_SHORT EXERCISE_
Will you output all of the data below exactly, omitting the images?

_AVAILABLE DATA_
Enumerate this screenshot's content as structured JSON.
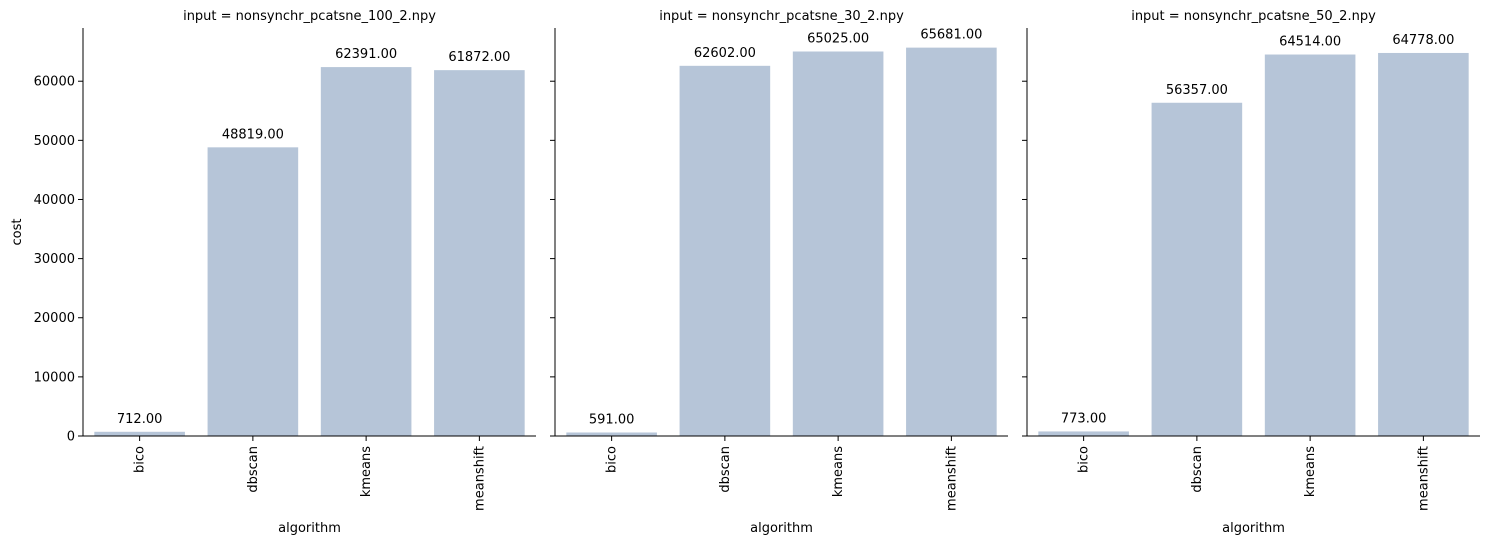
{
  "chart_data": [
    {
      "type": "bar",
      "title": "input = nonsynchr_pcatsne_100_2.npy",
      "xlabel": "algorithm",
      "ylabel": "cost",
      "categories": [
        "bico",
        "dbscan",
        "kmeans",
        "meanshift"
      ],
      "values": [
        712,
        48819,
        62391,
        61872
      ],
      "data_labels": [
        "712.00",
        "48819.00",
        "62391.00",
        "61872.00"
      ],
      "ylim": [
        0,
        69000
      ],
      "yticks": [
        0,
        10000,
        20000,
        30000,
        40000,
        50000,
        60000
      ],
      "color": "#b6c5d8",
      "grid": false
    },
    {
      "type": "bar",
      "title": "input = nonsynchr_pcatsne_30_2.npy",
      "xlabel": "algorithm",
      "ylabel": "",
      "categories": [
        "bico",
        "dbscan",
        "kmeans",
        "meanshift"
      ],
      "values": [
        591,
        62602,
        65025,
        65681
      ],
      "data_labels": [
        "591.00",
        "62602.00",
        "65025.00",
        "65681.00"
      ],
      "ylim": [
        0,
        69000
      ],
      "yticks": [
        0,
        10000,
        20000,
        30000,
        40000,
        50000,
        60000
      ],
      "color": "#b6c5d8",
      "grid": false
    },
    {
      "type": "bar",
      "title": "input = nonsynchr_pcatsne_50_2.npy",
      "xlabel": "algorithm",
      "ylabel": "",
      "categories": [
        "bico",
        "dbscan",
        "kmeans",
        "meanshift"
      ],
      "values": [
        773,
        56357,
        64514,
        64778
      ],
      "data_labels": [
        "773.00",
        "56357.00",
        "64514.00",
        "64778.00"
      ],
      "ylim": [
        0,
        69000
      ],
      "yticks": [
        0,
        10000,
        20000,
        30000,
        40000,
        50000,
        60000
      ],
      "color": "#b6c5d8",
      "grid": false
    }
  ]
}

_TASK RESPONSE_
Enumerate this screenshot's content as structured JSON.
{
  "chart_data": [
    {
      "type": "bar",
      "title": "input = nonsynchr_pcatsne_100_2.npy",
      "xlabel": "algorithm",
      "ylabel": "cost",
      "categories": [
        "bico",
        "dbscan",
        "kmeans",
        "meanshift"
      ],
      "values": [
        712,
        48819,
        62391,
        61872
      ],
      "data_labels": [
        "712.00",
        "48819.00",
        "62391.00",
        "61872.00"
      ],
      "ylim": [
        0,
        69000
      ],
      "yticks": [
        0,
        10000,
        20000,
        30000,
        40000,
        50000,
        60000
      ],
      "color": "#b6c5d8",
      "grid": false
    },
    {
      "type": "bar",
      "title": "input = nonsynchr_pcatsne_30_2.npy",
      "xlabel": "algorithm",
      "ylabel": "",
      "categories": [
        "bico",
        "dbscan",
        "kmeans",
        "meanshift"
      ],
      "values": [
        591,
        62602,
        65025,
        65681
      ],
      "data_labels": [
        "591.00",
        "62602.00",
        "65025.00",
        "65681.00"
      ],
      "ylim": [
        0,
        69000
      ],
      "yticks": [
        0,
        10000,
        20000,
        30000,
        40000,
        50000,
        60000
      ],
      "color": "#b6c5d8",
      "grid": false
    },
    {
      "type": "bar",
      "title": "input = nonsynchr_pcatsne_50_2.npy",
      "xlabel": "algorithm",
      "ylabel": "",
      "categories": [
        "bico",
        "dbscan",
        "kmeans",
        "meanshift"
      ],
      "values": [
        773,
        56357,
        64514,
        64778
      ],
      "data_labels": [
        "773.00",
        "56357.00",
        "64514.00",
        "64778.00"
      ],
      "ylim": [
        0,
        69000
      ],
      "yticks": [
        0,
        10000,
        20000,
        30000,
        40000,
        50000,
        60000
      ],
      "color": "#b6c5d8",
      "grid": false
    }
  ]
}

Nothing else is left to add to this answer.